Which lines hold the word "заемные"? Copy each of them.

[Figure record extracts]
"""

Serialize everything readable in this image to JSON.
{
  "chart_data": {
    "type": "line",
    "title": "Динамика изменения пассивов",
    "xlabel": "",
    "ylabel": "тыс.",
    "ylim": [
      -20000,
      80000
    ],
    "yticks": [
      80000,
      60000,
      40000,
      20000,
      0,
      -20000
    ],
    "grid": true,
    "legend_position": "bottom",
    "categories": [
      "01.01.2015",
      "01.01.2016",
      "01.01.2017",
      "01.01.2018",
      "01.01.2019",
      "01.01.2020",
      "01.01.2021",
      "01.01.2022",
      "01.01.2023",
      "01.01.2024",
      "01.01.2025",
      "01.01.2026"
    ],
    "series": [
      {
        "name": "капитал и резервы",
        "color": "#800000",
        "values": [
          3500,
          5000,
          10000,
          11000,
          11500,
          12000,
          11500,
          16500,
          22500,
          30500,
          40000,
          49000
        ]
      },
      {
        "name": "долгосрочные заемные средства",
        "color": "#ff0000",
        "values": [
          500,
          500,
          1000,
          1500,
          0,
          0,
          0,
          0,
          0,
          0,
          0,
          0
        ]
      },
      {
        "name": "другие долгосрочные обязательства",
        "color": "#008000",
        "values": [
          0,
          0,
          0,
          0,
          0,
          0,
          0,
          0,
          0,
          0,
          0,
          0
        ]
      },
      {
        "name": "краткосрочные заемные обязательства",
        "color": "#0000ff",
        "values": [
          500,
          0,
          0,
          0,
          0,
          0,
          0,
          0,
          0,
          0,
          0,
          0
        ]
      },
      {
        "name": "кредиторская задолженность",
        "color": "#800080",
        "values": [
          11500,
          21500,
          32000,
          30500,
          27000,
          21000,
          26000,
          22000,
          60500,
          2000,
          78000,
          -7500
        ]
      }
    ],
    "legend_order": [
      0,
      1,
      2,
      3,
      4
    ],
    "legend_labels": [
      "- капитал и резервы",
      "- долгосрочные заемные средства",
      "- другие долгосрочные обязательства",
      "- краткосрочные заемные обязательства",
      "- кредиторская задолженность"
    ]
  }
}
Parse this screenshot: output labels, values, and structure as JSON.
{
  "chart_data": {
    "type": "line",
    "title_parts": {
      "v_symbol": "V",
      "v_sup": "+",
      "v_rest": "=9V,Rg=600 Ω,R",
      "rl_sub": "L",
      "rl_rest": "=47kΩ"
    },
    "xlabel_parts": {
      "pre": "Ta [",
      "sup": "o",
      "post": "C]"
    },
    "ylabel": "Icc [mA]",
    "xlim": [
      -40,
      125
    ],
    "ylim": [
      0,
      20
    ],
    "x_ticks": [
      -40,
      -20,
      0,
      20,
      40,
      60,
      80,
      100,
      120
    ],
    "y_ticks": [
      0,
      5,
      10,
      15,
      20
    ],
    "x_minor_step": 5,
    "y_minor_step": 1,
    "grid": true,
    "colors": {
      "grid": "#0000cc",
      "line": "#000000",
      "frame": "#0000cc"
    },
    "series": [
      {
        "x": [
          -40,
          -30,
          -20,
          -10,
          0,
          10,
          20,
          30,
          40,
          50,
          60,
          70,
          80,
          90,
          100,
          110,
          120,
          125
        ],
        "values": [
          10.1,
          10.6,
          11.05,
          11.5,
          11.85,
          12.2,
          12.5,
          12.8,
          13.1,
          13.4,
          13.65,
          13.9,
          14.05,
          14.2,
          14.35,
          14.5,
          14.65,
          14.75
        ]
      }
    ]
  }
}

"""

ANSWER TO THIS PROBLEM »
        "name": "долгосрочные заемные средства",
        "name": "краткосрочные заемные обязательства",
      "- долгосрочные заемные средства",
      "- краткосрочные заемные обязательства",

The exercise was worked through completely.